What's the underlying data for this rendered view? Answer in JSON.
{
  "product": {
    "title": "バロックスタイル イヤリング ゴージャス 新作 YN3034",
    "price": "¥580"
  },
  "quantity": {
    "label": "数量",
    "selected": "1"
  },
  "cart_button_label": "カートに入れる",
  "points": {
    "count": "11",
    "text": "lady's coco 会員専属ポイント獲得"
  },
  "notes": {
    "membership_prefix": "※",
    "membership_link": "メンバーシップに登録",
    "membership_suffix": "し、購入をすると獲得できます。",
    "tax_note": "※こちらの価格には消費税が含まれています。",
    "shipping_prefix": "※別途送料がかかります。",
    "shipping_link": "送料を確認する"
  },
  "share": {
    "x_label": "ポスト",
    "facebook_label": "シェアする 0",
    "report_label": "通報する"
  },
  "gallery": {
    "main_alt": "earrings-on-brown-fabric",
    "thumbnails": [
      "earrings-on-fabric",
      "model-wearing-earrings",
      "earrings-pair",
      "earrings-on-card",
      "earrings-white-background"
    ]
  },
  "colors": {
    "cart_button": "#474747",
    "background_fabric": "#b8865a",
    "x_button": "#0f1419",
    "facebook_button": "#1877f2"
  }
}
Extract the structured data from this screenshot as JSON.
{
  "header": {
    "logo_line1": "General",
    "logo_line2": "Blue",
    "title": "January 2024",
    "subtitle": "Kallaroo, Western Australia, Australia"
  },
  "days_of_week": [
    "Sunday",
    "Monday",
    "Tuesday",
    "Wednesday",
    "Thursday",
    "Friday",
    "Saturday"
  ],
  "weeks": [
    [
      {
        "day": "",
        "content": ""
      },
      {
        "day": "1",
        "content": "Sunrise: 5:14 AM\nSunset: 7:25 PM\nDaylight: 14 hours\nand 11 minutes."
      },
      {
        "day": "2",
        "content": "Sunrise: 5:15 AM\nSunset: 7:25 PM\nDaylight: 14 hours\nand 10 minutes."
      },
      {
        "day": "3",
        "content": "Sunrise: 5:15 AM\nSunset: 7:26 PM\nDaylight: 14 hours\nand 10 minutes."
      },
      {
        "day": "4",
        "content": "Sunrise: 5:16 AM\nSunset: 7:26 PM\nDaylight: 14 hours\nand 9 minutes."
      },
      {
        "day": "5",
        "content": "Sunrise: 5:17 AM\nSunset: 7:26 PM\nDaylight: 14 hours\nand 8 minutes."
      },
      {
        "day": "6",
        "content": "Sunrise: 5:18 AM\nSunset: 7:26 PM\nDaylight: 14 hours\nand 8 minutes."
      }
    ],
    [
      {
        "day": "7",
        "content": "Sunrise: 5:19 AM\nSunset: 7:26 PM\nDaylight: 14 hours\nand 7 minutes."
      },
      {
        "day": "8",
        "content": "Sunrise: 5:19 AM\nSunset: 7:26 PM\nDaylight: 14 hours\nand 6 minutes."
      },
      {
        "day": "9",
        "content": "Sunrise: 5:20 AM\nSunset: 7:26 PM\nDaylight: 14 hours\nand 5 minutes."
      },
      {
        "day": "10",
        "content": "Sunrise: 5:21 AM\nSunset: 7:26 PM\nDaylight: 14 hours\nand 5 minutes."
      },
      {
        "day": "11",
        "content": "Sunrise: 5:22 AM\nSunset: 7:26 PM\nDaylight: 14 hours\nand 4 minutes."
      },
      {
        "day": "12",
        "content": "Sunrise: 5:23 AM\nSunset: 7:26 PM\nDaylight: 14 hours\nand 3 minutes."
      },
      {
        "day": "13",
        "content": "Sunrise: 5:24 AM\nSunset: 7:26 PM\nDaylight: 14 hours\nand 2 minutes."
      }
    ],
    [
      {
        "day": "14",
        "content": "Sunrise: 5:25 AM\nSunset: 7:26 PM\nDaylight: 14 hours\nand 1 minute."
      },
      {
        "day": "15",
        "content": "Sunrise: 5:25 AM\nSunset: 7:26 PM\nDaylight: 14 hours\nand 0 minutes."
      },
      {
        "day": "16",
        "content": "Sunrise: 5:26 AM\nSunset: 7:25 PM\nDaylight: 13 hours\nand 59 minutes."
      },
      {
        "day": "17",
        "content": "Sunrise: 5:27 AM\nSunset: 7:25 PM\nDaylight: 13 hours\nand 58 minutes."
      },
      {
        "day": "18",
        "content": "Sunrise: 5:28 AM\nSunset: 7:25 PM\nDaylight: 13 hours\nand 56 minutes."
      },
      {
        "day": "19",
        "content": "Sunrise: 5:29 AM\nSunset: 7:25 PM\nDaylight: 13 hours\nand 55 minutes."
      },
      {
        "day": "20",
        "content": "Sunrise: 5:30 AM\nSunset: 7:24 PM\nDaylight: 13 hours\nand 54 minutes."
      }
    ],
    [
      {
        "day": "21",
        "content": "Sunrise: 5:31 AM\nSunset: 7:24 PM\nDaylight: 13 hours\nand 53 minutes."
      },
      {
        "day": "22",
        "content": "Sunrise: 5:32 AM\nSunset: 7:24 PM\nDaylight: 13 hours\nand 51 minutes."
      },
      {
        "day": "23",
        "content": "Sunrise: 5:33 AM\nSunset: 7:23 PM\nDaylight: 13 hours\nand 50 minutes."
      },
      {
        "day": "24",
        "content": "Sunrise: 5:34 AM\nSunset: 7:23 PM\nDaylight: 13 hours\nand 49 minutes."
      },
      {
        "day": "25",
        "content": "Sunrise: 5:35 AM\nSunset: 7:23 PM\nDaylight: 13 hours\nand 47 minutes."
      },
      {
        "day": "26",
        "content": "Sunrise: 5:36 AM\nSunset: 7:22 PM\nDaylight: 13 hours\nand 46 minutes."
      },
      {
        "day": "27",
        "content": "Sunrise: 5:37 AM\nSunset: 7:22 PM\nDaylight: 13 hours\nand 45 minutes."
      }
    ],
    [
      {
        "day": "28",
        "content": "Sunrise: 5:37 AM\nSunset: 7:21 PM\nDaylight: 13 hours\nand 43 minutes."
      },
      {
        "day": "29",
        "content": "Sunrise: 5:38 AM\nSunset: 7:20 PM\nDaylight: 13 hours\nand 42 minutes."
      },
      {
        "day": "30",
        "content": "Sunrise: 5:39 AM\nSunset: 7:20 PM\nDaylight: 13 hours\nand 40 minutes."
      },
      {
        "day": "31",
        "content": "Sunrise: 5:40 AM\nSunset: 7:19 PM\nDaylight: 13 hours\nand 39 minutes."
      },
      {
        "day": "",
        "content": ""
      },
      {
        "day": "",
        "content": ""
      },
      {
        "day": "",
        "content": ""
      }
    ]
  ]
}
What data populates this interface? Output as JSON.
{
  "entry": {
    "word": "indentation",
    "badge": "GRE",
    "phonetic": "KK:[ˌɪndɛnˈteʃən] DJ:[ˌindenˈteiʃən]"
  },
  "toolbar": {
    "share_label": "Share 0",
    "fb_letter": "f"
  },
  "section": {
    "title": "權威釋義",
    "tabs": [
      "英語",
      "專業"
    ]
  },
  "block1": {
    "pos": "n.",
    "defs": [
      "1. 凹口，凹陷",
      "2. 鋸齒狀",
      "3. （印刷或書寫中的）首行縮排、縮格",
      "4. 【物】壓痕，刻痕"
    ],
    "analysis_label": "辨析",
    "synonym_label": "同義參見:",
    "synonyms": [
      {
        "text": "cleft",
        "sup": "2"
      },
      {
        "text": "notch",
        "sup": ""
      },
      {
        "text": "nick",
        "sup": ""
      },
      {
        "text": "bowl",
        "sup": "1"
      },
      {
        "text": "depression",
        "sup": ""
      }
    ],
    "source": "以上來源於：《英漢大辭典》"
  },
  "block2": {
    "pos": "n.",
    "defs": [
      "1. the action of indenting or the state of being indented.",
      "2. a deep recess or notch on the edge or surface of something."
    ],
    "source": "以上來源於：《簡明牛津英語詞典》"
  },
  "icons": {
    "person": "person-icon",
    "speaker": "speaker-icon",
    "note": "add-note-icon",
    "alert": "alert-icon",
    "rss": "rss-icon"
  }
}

◇ ◇ ◇ ◇ ◇

What is expected:
In the entries above, find every line holding the word "text" and copy it out.

Task solution:
    "text": "lady's coco 会員専属ポイント獲得"
        "text": "cleft",
        "text": "notch",
        "text": "nick",
        "text": "bowl",
        "text": "depression",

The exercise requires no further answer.